### What is required:
Looking at the entries below, how many lines include the word "CHOP"? Answer with the number alone.

Figure content listings:
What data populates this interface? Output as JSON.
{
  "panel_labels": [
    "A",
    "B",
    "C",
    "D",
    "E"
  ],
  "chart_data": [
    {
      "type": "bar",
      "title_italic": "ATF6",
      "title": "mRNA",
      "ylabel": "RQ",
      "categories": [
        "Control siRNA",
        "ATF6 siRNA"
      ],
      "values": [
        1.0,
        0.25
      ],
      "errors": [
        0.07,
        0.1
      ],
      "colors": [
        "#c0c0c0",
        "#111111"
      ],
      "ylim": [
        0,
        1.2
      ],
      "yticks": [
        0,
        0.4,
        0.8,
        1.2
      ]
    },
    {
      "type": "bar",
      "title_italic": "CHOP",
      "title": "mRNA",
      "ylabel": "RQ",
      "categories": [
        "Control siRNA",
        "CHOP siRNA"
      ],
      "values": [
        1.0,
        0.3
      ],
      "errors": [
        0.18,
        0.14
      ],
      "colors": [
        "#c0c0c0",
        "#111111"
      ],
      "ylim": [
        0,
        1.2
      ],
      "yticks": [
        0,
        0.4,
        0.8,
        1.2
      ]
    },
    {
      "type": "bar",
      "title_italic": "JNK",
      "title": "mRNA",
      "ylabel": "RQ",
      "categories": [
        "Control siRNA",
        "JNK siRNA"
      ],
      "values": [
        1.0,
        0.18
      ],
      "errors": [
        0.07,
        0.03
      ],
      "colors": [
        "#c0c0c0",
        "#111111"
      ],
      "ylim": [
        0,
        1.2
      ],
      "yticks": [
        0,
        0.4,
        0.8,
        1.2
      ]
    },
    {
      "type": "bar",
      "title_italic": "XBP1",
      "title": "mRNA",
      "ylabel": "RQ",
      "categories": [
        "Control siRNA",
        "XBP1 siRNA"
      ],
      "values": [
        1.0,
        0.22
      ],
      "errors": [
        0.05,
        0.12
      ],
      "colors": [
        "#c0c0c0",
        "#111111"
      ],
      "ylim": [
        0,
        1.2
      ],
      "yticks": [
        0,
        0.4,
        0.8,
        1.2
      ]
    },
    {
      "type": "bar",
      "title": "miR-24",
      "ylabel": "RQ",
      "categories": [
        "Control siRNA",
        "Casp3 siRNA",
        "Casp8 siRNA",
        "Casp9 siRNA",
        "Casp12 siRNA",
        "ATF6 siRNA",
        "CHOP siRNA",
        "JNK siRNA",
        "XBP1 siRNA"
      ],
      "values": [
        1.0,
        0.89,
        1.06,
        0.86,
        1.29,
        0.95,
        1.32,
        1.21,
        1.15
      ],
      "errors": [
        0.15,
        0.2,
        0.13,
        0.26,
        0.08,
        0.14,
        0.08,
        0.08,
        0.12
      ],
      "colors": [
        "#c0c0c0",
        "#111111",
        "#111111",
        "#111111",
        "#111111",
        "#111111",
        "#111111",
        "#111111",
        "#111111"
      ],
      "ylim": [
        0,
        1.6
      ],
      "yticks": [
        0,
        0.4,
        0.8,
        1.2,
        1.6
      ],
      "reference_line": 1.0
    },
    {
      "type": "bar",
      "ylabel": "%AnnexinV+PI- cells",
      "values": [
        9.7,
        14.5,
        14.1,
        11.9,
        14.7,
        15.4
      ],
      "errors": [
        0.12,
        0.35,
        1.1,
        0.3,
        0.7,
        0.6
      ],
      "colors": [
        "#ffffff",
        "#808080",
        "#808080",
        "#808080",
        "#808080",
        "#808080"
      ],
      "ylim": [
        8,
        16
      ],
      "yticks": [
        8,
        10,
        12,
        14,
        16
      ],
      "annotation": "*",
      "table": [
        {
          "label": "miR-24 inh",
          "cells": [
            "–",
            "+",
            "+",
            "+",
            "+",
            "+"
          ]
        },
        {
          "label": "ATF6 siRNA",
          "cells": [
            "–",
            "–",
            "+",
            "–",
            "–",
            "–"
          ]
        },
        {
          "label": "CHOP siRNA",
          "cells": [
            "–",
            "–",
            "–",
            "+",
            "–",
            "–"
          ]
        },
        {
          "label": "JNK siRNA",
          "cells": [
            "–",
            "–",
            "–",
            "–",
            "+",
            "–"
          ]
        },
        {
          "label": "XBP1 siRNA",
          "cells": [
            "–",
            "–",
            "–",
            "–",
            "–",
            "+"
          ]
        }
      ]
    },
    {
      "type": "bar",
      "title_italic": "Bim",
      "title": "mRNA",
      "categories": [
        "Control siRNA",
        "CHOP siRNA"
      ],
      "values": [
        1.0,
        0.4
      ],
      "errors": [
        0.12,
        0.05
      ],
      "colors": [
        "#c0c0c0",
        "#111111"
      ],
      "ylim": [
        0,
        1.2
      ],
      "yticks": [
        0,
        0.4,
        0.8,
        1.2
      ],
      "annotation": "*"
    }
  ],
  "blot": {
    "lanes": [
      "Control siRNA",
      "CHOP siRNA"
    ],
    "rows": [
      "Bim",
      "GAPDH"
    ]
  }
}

* * *

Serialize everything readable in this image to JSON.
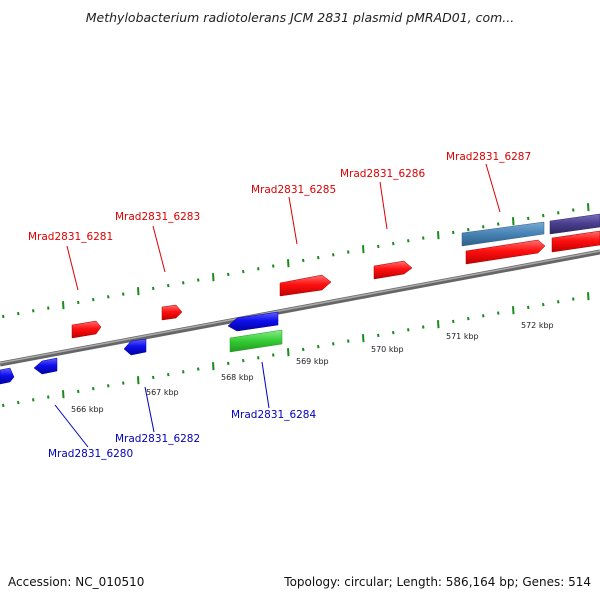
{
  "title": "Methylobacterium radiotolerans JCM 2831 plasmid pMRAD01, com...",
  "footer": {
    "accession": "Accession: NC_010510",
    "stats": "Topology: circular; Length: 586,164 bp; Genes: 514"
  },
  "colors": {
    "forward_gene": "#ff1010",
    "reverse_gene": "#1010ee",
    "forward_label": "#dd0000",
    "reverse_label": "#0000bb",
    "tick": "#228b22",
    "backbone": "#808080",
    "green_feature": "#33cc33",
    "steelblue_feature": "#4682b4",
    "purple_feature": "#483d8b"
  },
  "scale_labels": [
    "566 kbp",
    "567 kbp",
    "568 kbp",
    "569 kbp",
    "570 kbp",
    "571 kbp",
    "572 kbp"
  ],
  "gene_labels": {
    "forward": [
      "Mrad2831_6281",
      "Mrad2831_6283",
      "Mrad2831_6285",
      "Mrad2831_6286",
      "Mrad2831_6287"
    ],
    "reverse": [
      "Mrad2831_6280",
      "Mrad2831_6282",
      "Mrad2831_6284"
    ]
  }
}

### Solved exercise:
6